REQUIREMENT: Reproduce the records below in full and exactly, without their images.

AVAILABLE DATA:
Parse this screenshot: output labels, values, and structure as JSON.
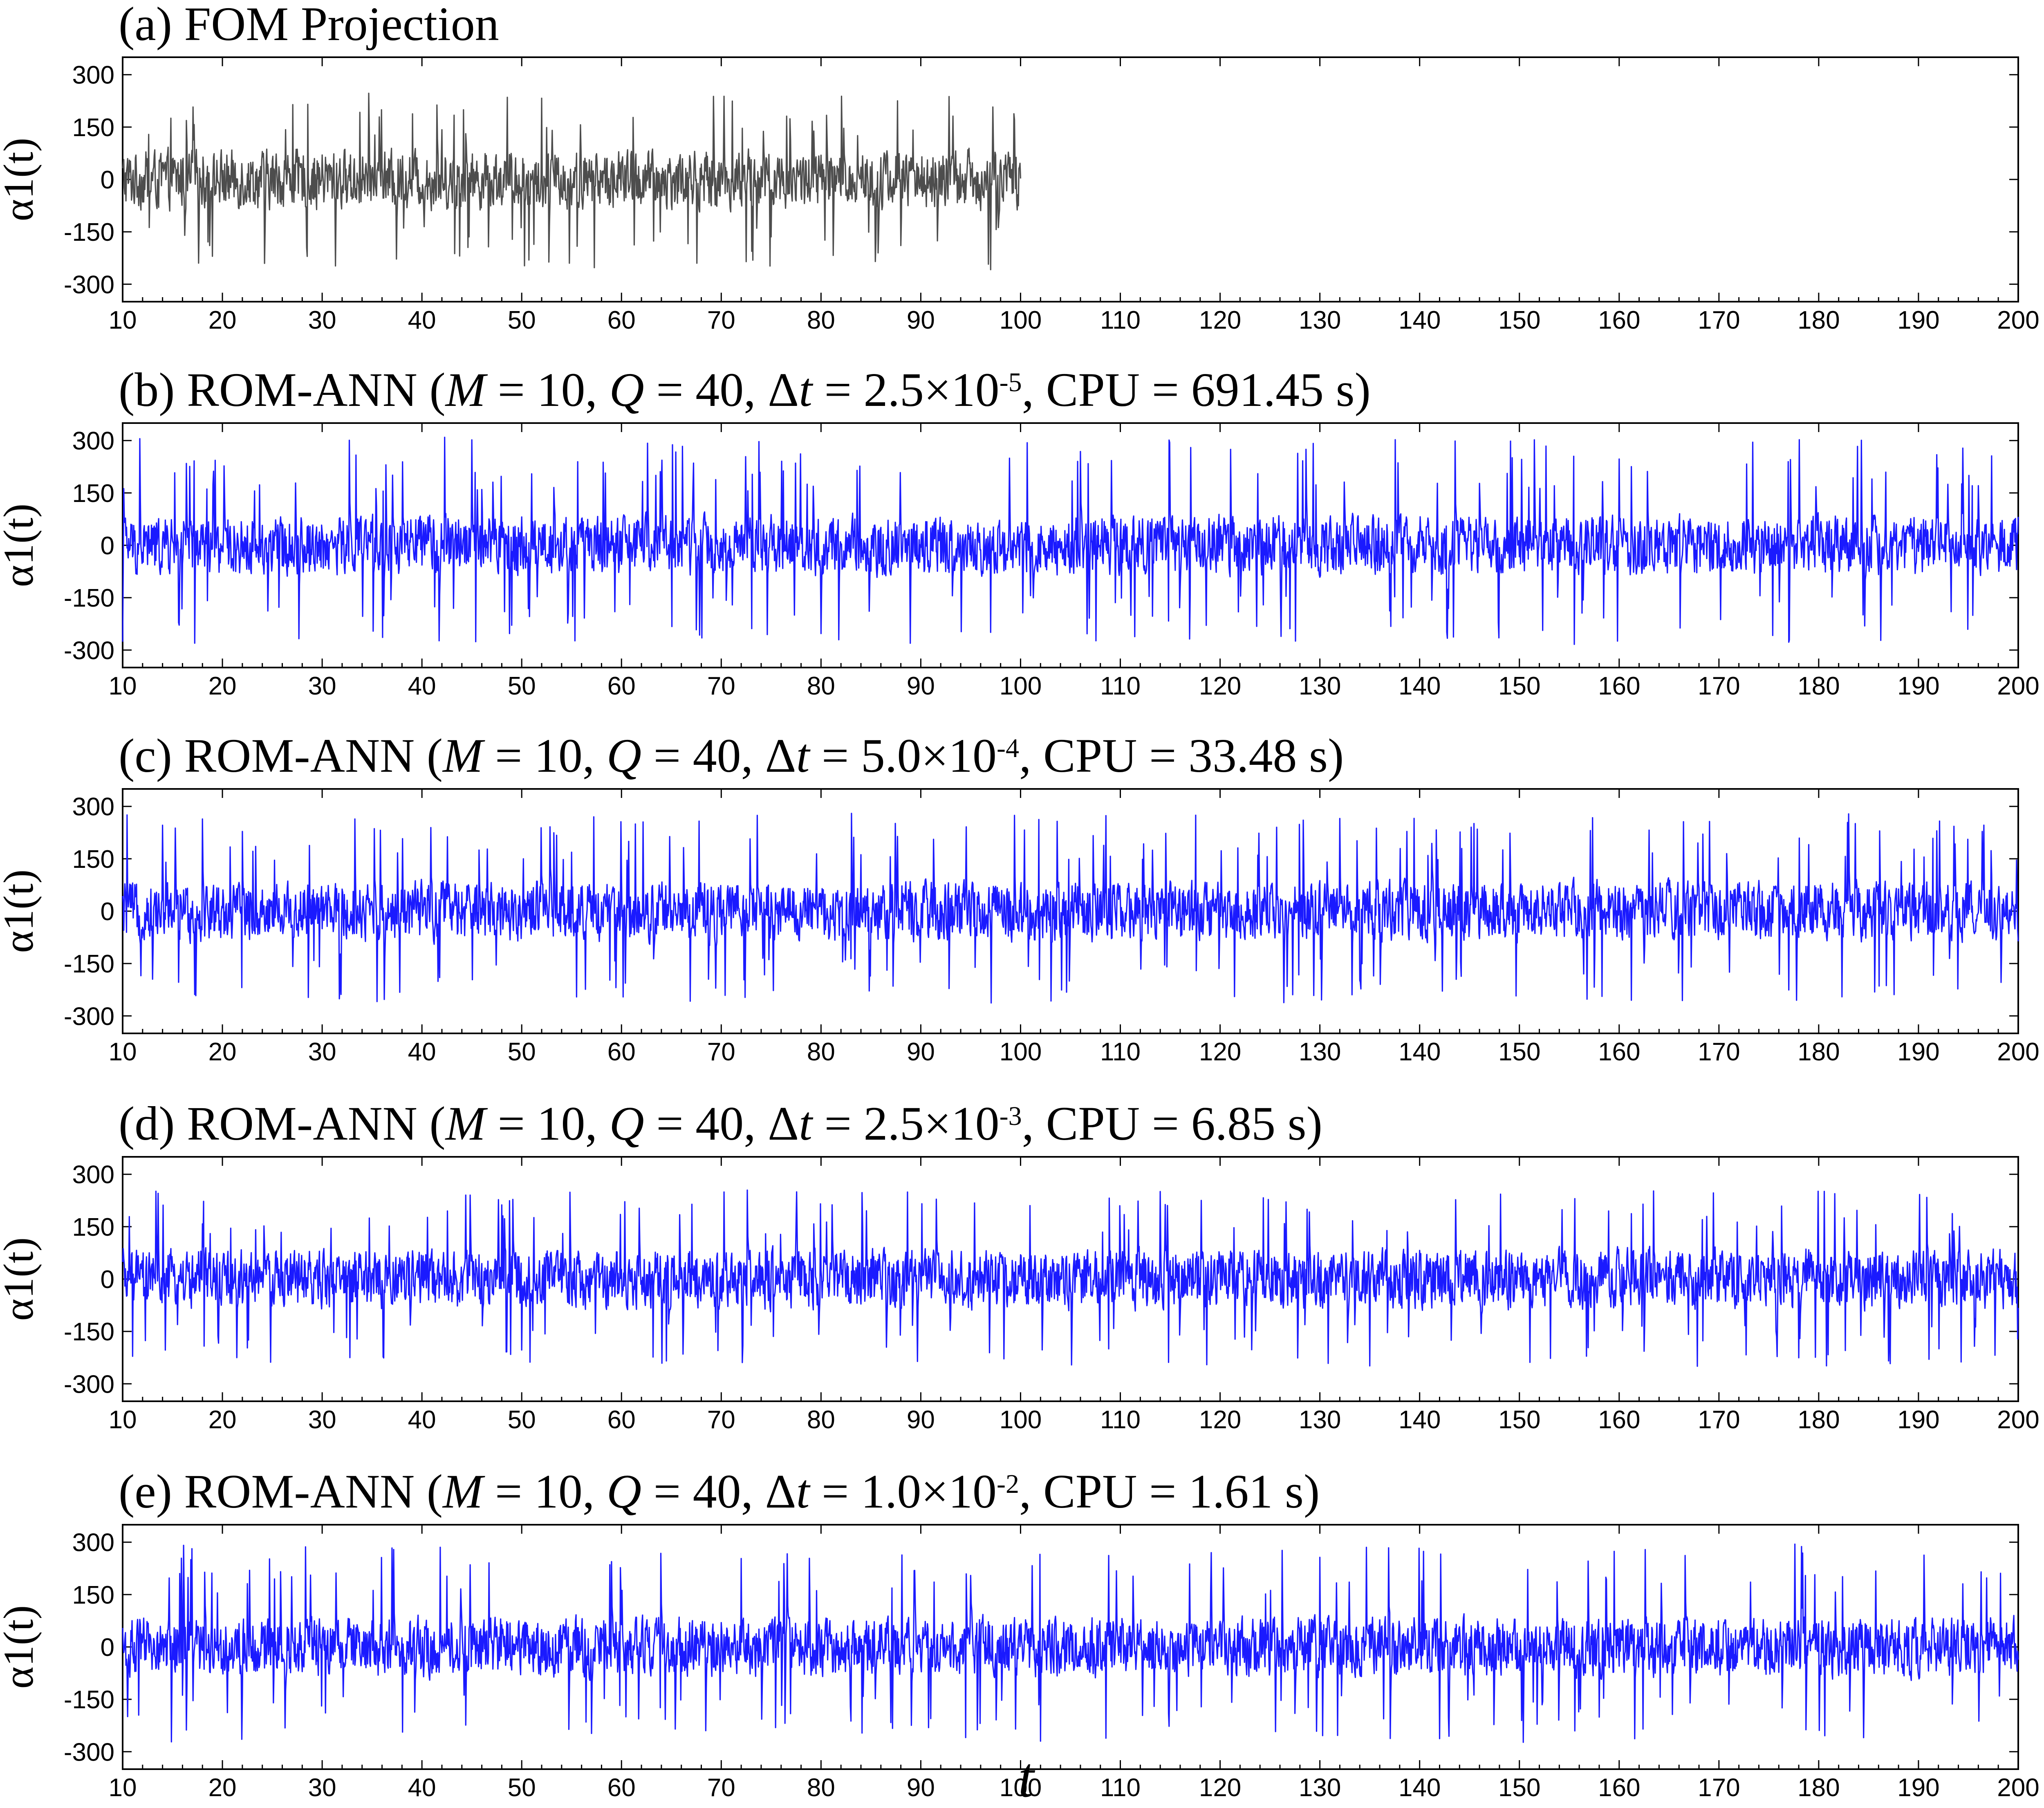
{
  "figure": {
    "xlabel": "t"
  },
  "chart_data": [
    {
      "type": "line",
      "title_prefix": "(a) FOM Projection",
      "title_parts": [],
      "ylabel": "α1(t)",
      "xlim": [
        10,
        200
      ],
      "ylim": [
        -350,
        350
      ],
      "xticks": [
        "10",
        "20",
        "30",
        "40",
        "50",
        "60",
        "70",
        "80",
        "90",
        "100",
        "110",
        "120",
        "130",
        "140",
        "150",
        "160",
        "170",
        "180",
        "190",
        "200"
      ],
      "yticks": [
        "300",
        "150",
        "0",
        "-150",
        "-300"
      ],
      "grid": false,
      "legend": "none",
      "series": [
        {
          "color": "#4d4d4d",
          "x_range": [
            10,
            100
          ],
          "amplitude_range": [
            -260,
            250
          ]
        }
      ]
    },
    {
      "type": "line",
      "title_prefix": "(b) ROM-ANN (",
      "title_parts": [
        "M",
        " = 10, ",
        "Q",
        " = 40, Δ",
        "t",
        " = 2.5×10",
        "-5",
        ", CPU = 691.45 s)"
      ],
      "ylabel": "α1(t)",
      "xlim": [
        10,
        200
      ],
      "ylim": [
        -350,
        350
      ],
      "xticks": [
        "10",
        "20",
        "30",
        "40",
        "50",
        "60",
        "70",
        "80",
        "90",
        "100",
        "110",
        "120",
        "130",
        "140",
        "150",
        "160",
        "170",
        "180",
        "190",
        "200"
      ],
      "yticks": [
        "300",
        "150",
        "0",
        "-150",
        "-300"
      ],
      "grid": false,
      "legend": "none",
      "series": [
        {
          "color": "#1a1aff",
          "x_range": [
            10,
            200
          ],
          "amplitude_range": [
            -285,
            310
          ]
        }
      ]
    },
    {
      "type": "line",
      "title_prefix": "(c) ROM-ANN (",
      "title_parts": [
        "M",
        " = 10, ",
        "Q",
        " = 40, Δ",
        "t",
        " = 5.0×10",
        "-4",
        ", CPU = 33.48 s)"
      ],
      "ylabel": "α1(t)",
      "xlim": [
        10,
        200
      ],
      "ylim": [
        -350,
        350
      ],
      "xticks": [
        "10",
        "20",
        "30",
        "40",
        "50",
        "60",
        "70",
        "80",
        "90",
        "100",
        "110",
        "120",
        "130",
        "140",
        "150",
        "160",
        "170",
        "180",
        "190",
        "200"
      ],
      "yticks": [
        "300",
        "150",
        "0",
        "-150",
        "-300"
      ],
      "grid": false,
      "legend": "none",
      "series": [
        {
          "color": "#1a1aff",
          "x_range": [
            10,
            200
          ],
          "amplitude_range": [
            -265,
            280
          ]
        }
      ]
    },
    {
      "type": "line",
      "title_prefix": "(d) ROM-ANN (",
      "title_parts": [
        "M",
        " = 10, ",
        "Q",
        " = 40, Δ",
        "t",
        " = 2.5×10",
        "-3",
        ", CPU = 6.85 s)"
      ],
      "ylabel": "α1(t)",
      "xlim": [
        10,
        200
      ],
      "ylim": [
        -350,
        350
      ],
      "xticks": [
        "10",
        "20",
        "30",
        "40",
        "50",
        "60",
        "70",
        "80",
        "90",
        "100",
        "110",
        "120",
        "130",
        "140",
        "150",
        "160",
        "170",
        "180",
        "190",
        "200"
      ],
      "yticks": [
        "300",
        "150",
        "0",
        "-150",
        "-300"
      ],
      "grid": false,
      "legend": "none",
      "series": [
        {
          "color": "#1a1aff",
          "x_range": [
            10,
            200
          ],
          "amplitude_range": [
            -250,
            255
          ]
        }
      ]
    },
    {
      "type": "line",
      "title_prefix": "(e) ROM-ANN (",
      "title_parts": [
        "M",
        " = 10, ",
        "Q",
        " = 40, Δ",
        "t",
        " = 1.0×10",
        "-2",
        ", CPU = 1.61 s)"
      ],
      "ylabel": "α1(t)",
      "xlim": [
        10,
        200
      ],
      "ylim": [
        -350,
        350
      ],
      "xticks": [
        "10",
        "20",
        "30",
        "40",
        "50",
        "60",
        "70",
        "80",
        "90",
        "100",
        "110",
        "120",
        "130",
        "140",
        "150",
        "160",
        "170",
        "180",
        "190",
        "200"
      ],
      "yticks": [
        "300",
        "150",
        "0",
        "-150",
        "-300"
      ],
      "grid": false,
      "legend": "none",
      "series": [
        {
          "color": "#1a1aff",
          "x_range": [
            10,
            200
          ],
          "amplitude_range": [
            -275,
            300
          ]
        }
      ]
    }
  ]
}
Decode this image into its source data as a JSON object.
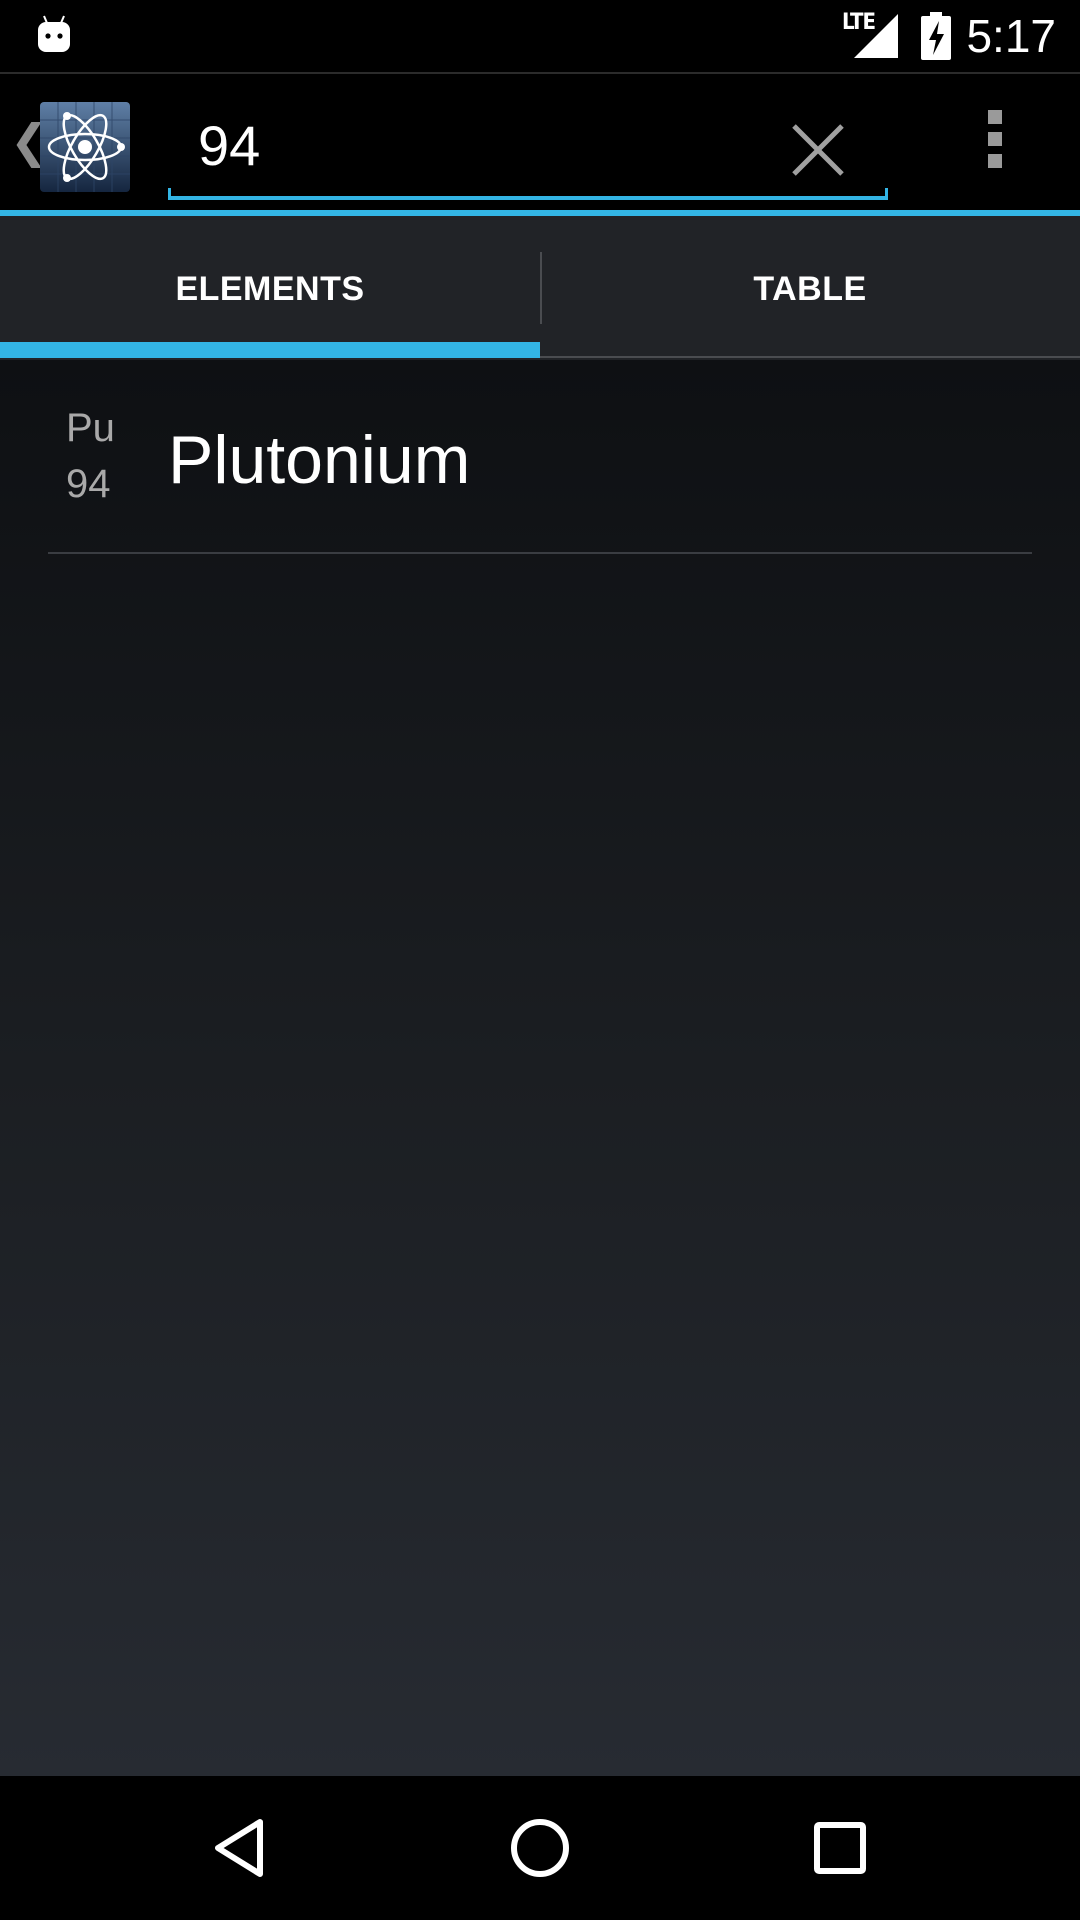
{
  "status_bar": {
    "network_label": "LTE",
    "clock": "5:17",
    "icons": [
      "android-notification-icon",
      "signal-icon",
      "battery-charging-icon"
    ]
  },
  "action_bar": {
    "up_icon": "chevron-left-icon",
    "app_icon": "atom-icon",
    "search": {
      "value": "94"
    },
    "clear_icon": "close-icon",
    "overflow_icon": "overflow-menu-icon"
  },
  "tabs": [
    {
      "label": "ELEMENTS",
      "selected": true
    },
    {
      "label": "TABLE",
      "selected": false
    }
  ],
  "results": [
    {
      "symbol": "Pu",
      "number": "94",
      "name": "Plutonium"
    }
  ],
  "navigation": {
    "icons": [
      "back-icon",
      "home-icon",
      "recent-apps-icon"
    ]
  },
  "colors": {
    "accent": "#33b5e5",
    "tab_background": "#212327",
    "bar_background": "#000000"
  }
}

COMPLETE ANSWER:
Parse this screenshot: output labels, values, and structure as JSON.
{
  "figure": {
    "xlabel": "t"
  },
  "chart_data": [
    {
      "type": "line",
      "title_prefix": "(a) FOM Projection",
      "title_parts": [],
      "ylabel": "α1(t)",
      "xlim": [
        10,
        200
      ],
      "ylim": [
        -350,
        350
      ],
      "xticks": [
        "10",
        "20",
        "30",
        "40",
        "50",
        "60",
        "70",
        "80",
        "90",
        "100",
        "110",
        "120",
        "130",
        "140",
        "150",
        "160",
        "170",
        "180",
        "190",
        "200"
      ],
      "yticks": [
        "300",
        "150",
        "0",
        "-150",
        "-300"
      ],
      "grid": false,
      "legend": "none",
      "series": [
        {
          "color": "#4d4d4d",
          "x_range": [
            10,
            100
          ],
          "amplitude_range": [
            -260,
            250
          ]
        }
      ]
    },
    {
      "type": "line",
      "title_prefix": "(b) ROM-ANN (",
      "title_parts": [
        "M",
        " = 10, ",
        "Q",
        " = 40, Δ",
        "t",
        " = 2.5×10",
        "-5",
        ", CPU = 691.45 s)"
      ],
      "ylabel": "α1(t)",
      "xlim": [
        10,
        200
      ],
      "ylim": [
        -350,
        350
      ],
      "xticks": [
        "10",
        "20",
        "30",
        "40",
        "50",
        "60",
        "70",
        "80",
        "90",
        "100",
        "110",
        "120",
        "130",
        "140",
        "150",
        "160",
        "170",
        "180",
        "190",
        "200"
      ],
      "yticks": [
        "300",
        "150",
        "0",
        "-150",
        "-300"
      ],
      "grid": false,
      "legend": "none",
      "series": [
        {
          "color": "#1a1aff",
          "x_range": [
            10,
            200
          ],
          "amplitude_range": [
            -285,
            310
          ]
        }
      ]
    },
    {
      "type": "line",
      "title_prefix": "(c) ROM-ANN (",
      "title_parts": [
        "M",
        " = 10, ",
        "Q",
        " = 40, Δ",
        "t",
        " = 5.0×10",
        "-4",
        ", CPU = 33.48 s)"
      ],
      "ylabel": "α1(t)",
      "xlim": [
        10,
        200
      ],
      "ylim": [
        -350,
        350
      ],
      "xticks": [
        "10",
        "20",
        "30",
        "40",
        "50",
        "60",
        "70",
        "80",
        "90",
        "100",
        "110",
        "120",
        "130",
        "140",
        "150",
        "160",
        "170",
        "180",
        "190",
        "200"
      ],
      "yticks": [
        "300",
        "150",
        "0",
        "-150",
        "-300"
      ],
      "grid": false,
      "legend": "none",
      "series": [
        {
          "color": "#1a1aff",
          "x_range": [
            10,
            200
          ],
          "amplitude_range": [
            -265,
            280
          ]
        }
      ]
    },
    {
      "type": "line",
      "title_prefix": "(d) ROM-ANN (",
      "title_parts": [
        "M",
        " = 10, ",
        "Q",
        " = 40, Δ",
        "t",
        " = 2.5×10",
        "-3",
        ", CPU = 6.85 s)"
      ],
      "ylabel": "α1(t)",
      "xlim": [
        10,
        200
      ],
      "ylim": [
        -350,
        350
      ],
      "xticks": [
        "10",
        "20",
        "30",
        "40",
        "50",
        "60",
        "70",
        "80",
        "90",
        "100",
        "110",
        "120",
        "130",
        "140",
        "150",
        "160",
        "170",
        "180",
        "190",
        "200"
      ],
      "yticks": [
        "300",
        "150",
        "0",
        "-150",
        "-300"
      ],
      "grid": false,
      "legend": "none",
      "series": [
        {
          "color": "#1a1aff",
          "x_range": [
            10,
            200
          ],
          "amplitude_range": [
            -250,
            255
          ]
        }
      ]
    },
    {
      "type": "line",
      "title_prefix": "(e) ROM-ANN (",
      "title_parts": [
        "M",
        " = 10, ",
        "Q",
        " = 40, Δ",
        "t",
        " = 1.0×10",
        "-2",
        ", CPU = 1.61 s)"
      ],
      "ylabel": "α1(t)",
      "xlim": [
        10,
        200
      ],
      "ylim": [
        -350,
        350
      ],
      "xticks": [
        "10",
        "20",
        "30",
        "40",
        "50",
        "60",
        "70",
        "80",
        "90",
        "100",
        "110",
        "120",
        "130",
        "140",
        "150",
        "160",
        "170",
        "180",
        "190",
        "200"
      ],
      "yticks": [
        "300",
        "150",
        "0",
        "-150",
        "-300"
      ],
      "grid": false,
      "legend": "none",
      "series": [
        {
          "color": "#1a1aff",
          "x_range": [
            10,
            200
          ],
          "amplitude_range": [
            -275,
            300
          ]
        }
      ]
    }
  ]
}
Decode this image into its source data as a JSON object.
{
  "status_bar": {
    "network_label": "LTE",
    "clock": "5:17",
    "icons": [
      "android-notification-icon",
      "signal-icon",
      "battery-charging-icon"
    ]
  },
  "action_bar": {
    "up_icon": "chevron-left-icon",
    "app_icon": "atom-icon",
    "search": {
      "value": "94"
    },
    "clear_icon": "close-icon",
    "overflow_icon": "overflow-menu-icon"
  },
  "tabs": [
    {
      "label": "ELEMENTS",
      "selected": true
    },
    {
      "label": "TABLE",
      "selected": false
    }
  ],
  "results": [
    {
      "symbol": "Pu",
      "number": "94",
      "name": "Plutonium"
    }
  ],
  "navigation": {
    "icons": [
      "back-icon",
      "home-icon",
      "recent-apps-icon"
    ]
  },
  "colors": {
    "accent": "#33b5e5",
    "tab_background": "#212327",
    "bar_background": "#000000"
  }
}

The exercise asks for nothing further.